### [WHAT YOU ARE ASKED TO DO]
Review the listing and copy each line that holds the word "ylabel".

### [TASK MATERIAL]
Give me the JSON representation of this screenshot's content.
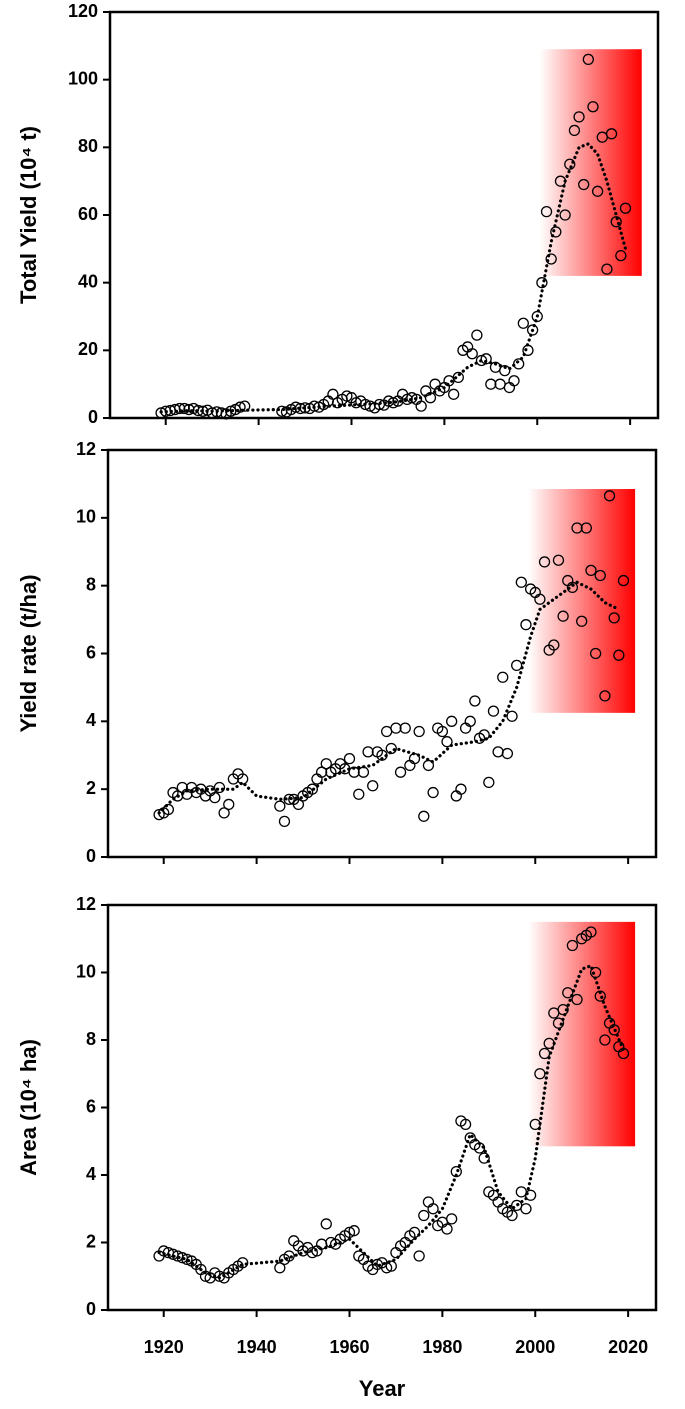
{
  "chart_data": [
    {
      "type": "scatter",
      "ylabel": "Total Yield (10⁴ t)",
      "x": [
        1919,
        1920,
        1921,
        1922,
        1923,
        1924,
        1925,
        1926,
        1927,
        1928,
        1929,
        1930,
        1931,
        1932,
        1933,
        1934,
        1935,
        1936,
        1937,
        1945,
        1946,
        1947,
        1948,
        1949,
        1950,
        1951,
        1952,
        1953,
        1954,
        1955,
        1956,
        1957,
        1958,
        1959,
        1960,
        1961,
        1962,
        1963,
        1964,
        1965,
        1966,
        1967,
        1968,
        1969,
        1970,
        1971,
        1972,
        1973,
        1974,
        1975,
        1976,
        1977,
        1978,
        1979,
        1980,
        1981,
        1982,
        1983,
        1984,
        1985,
        1986,
        1987,
        1988,
        1989,
        1990,
        1991,
        1992,
        1993,
        1994,
        1995,
        1996,
        1997,
        1998,
        1999,
        2000,
        2001,
        2002,
        2003,
        2004,
        2005,
        2006,
        2007,
        2008,
        2009,
        2010,
        2011,
        2012,
        2013,
        2014,
        2015,
        2016,
        2017,
        2018,
        2019
      ],
      "series": [
        {
          "style": "circle",
          "color": "#000000",
          "values": [
            1.5,
            2,
            2.2,
            2.5,
            2.8,
            2.8,
            2.5,
            2.8,
            2.2,
            2,
            2.3,
            1.5,
            1.8,
            1.5,
            1.2,
            2,
            2.5,
            3.2,
            3.5,
            2,
            1.8,
            2.5,
            3.2,
            2.8,
            3,
            2.8,
            3.5,
            3.2,
            4,
            5,
            7,
            4.5,
            5.5,
            6.5,
            6,
            4.5,
            5,
            4,
            3.5,
            3,
            4,
            3.8,
            5,
            4.5,
            5,
            7,
            5.5,
            6,
            5.5,
            3.5,
            8,
            6,
            10,
            8,
            9,
            11,
            7,
            12,
            20,
            21,
            19,
            24.5,
            17,
            17.5,
            10,
            15,
            10,
            14,
            9,
            11,
            16,
            28,
            20,
            26,
            30,
            40,
            61,
            47,
            55,
            70,
            60,
            75,
            85,
            89,
            69,
            106,
            92,
            67,
            83,
            44,
            84,
            58,
            48,
            62
          ]
        },
        {
          "style": "dotted",
          "color": "#000000",
          "x": [
            1919,
            1925,
            1930,
            1937,
            1945,
            1955,
            1965,
            1970,
            1975,
            1980,
            1985,
            1988,
            1991,
            1994,
            1997,
            2000,
            2003,
            2006,
            2009,
            2011,
            2013,
            2015,
            2017,
            2019
          ],
          "values": [
            1.8,
            2.2,
            2,
            2.3,
            2.5,
            3.5,
            4.2,
            4.8,
            6,
            9,
            15,
            17,
            16,
            14.5,
            18,
            30,
            52,
            70,
            80,
            81,
            78,
            70,
            60,
            50
          ]
        }
      ],
      "highlight": {
        "xlim": [
          2000.5,
          2022.5
        ],
        "ylim": [
          42,
          109
        ],
        "color": "#ff0000"
      },
      "xlim": [
        1908,
        2026
      ],
      "ylim": [
        0,
        120
      ],
      "xticks": [
        1920,
        1940,
        1960,
        1980,
        2000,
        2020
      ],
      "yticks": [
        0,
        20,
        40,
        60,
        80,
        100,
        120
      ],
      "xtick_labels": false
    },
    {
      "type": "scatter",
      "ylabel": "Yield rate (t/ha)",
      "x": [
        1919,
        1920,
        1921,
        1922,
        1923,
        1924,
        1925,
        1926,
        1927,
        1928,
        1929,
        1930,
        1931,
        1932,
        1933,
        1934,
        1935,
        1936,
        1937,
        1945,
        1946,
        1947,
        1948,
        1949,
        1950,
        1951,
        1952,
        1953,
        1954,
        1955,
        1956,
        1957,
        1958,
        1959,
        1960,
        1961,
        1962,
        1963,
        1964,
        1965,
        1966,
        1967,
        1968,
        1969,
        1970,
        1971,
        1972,
        1973,
        1974,
        1975,
        1976,
        1977,
        1978,
        1979,
        1980,
        1981,
        1982,
        1983,
        1984,
        1985,
        1986,
        1987,
        1988,
        1989,
        1990,
        1991,
        1992,
        1993,
        1994,
        1995,
        1996,
        1997,
        1998,
        1999,
        2000,
        2001,
        2002,
        2003,
        2004,
        2005,
        2006,
        2007,
        2008,
        2009,
        2010,
        2011,
        2012,
        2013,
        2014,
        2015,
        2016,
        2017,
        2018,
        2019
      ],
      "series": [
        {
          "style": "circle",
          "color": "#000000",
          "values": [
            1.25,
            1.3,
            1.4,
            1.9,
            1.8,
            2.05,
            1.85,
            2.05,
            1.9,
            2.0,
            1.8,
            1.95,
            1.75,
            2.05,
            1.3,
            1.55,
            2.3,
            2.45,
            2.3,
            1.5,
            1.05,
            1.7,
            1.7,
            1.55,
            1.8,
            1.9,
            2.0,
            2.3,
            2.5,
            2.75,
            2.5,
            2.6,
            2.75,
            2.6,
            2.9,
            2.5,
            1.85,
            2.5,
            3.1,
            2.1,
            3.1,
            3.0,
            3.7,
            3.2,
            3.8,
            2.5,
            3.8,
            2.7,
            2.9,
            3.7,
            1.2,
            2.7,
            1.9,
            3.8,
            3.7,
            3.4,
            4.0,
            1.8,
            2.0,
            3.8,
            4.0,
            4.6,
            3.5,
            3.6,
            2.2,
            4.3,
            3.1,
            5.3,
            3.05,
            4.15,
            5.65,
            8.1,
            6.85,
            7.9,
            7.8,
            7.6,
            8.7,
            6.1,
            6.25,
            8.75,
            7.1,
            8.15,
            7.95,
            9.7,
            6.95,
            9.7,
            8.45,
            6.0,
            8.3,
            4.75,
            10.65,
            7.05,
            5.95,
            8.15
          ]
        },
        {
          "style": "dotted",
          "color": "#000000",
          "x": [
            1919,
            1922,
            1925,
            1930,
            1935,
            1937,
            1940,
            1945,
            1950,
            1955,
            1960,
            1965,
            1970,
            1975,
            1978,
            1982,
            1987,
            1990,
            1993,
            1996,
            1999,
            2001,
            2003,
            2006,
            2009,
            2012,
            2015,
            2018
          ],
          "values": [
            1.3,
            1.7,
            1.95,
            2.0,
            2.0,
            2.2,
            1.8,
            1.7,
            1.75,
            2.3,
            2.6,
            2.7,
            3.2,
            3.0,
            2.8,
            3.3,
            3.4,
            3.5,
            4.0,
            5.0,
            6.5,
            7.3,
            7.5,
            7.8,
            8.1,
            7.9,
            7.5,
            7.3
          ]
        }
      ],
      "highlight": {
        "xlim": [
          1998.5,
          2021.5
        ],
        "ylim": [
          4.25,
          10.85
        ],
        "color": "#ff0000"
      },
      "xlim": [
        1908,
        2026
      ],
      "ylim": [
        0,
        12
      ],
      "xticks": [
        1920,
        1940,
        1960,
        1980,
        2000,
        2020
      ],
      "yticks": [
        0,
        2,
        4,
        6,
        8,
        10,
        12
      ],
      "xtick_labels": false
    },
    {
      "type": "scatter",
      "ylabel": "Area (10⁴ ha)",
      "xlabel": "Year",
      "x": [
        1919,
        1920,
        1921,
        1922,
        1923,
        1924,
        1925,
        1926,
        1927,
        1928,
        1929,
        1930,
        1931,
        1932,
        1933,
        1934,
        1935,
        1936,
        1937,
        1945,
        1946,
        1947,
        1948,
        1949,
        1950,
        1951,
        1952,
        1953,
        1954,
        1955,
        1956,
        1957,
        1958,
        1959,
        1960,
        1961,
        1962,
        1963,
        1964,
        1965,
        1966,
        1967,
        1968,
        1969,
        1970,
        1971,
        1972,
        1973,
        1974,
        1975,
        1976,
        1977,
        1978,
        1979,
        1980,
        1981,
        1982,
        1983,
        1984,
        1985,
        1986,
        1987,
        1988,
        1989,
        1990,
        1991,
        1992,
        1993,
        1994,
        1995,
        1996,
        1997,
        1998,
        1999,
        2000,
        2001,
        2002,
        2003,
        2004,
        2005,
        2006,
        2007,
        2008,
        2009,
        2010,
        2011,
        2012,
        2013,
        2014,
        2015,
        2016,
        2017,
        2018,
        2019
      ],
      "series": [
        {
          "style": "circle",
          "color": "#000000",
          "values": [
            1.6,
            1.75,
            1.7,
            1.65,
            1.6,
            1.55,
            1.5,
            1.45,
            1.35,
            1.2,
            1.0,
            0.95,
            1.1,
            1.0,
            0.95,
            1.1,
            1.2,
            1.3,
            1.4,
            1.25,
            1.5,
            1.6,
            2.05,
            1.9,
            1.75,
            1.85,
            1.7,
            1.75,
            1.95,
            2.55,
            2.0,
            1.95,
            2.1,
            2.2,
            2.3,
            2.35,
            1.6,
            1.5,
            1.3,
            1.2,
            1.35,
            1.4,
            1.25,
            1.3,
            1.7,
            1.9,
            2.0,
            2.2,
            2.3,
            1.6,
            2.8,
            3.2,
            3.0,
            2.5,
            2.6,
            2.4,
            2.7,
            4.1,
            5.6,
            5.5,
            5.1,
            4.9,
            4.8,
            4.5,
            3.5,
            3.4,
            3.2,
            3.0,
            2.9,
            2.8,
            3.1,
            3.5,
            3.0,
            3.4,
            5.5,
            7.0,
            7.6,
            7.9,
            8.8,
            8.5,
            8.9,
            9.4,
            10.8,
            9.2,
            11.0,
            11.1,
            11.2,
            10.0,
            9.3,
            8.0,
            8.5,
            8.3,
            7.8,
            7.6
          ]
        },
        {
          "style": "dotted",
          "color": "#000000",
          "x": [
            1919,
            1925,
            1929,
            1932,
            1937,
            1945,
            1950,
            1955,
            1960,
            1963,
            1966,
            1970,
            1974,
            1977,
            1980,
            1983,
            1986,
            1989,
            1992,
            1995,
            1998,
            2000,
            2003,
            2007,
            2010,
            2012,
            2015,
            2019
          ],
          "values": [
            1.7,
            1.5,
            1.1,
            0.95,
            1.35,
            1.45,
            1.7,
            1.85,
            2.1,
            1.7,
            1.3,
            1.5,
            2.1,
            2.5,
            3.0,
            4.0,
            5.2,
            4.8,
            3.5,
            3.0,
            3.3,
            4.5,
            7.5,
            9.0,
            10.1,
            10.2,
            9.0,
            7.7
          ]
        }
      ],
      "highlight": {
        "xlim": [
          1998.5,
          2021.5
        ],
        "ylim": [
          4.85,
          11.5
        ],
        "color": "#ff0000"
      },
      "xlim": [
        1908,
        2026
      ],
      "ylim": [
        0,
        12
      ],
      "xticks": [
        1920,
        1940,
        1960,
        1980,
        2000,
        2020
      ],
      "yticks": [
        0,
        2,
        4,
        6,
        8,
        10,
        12
      ],
      "xtick_labels": true
    }
  ]
}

### [RESULT]
      "ylabel": "Total Yield (10⁴ t)",
      "ylabel": "Yield rate (t/ha)",
      "ylabel": "Area (10⁴ ha)",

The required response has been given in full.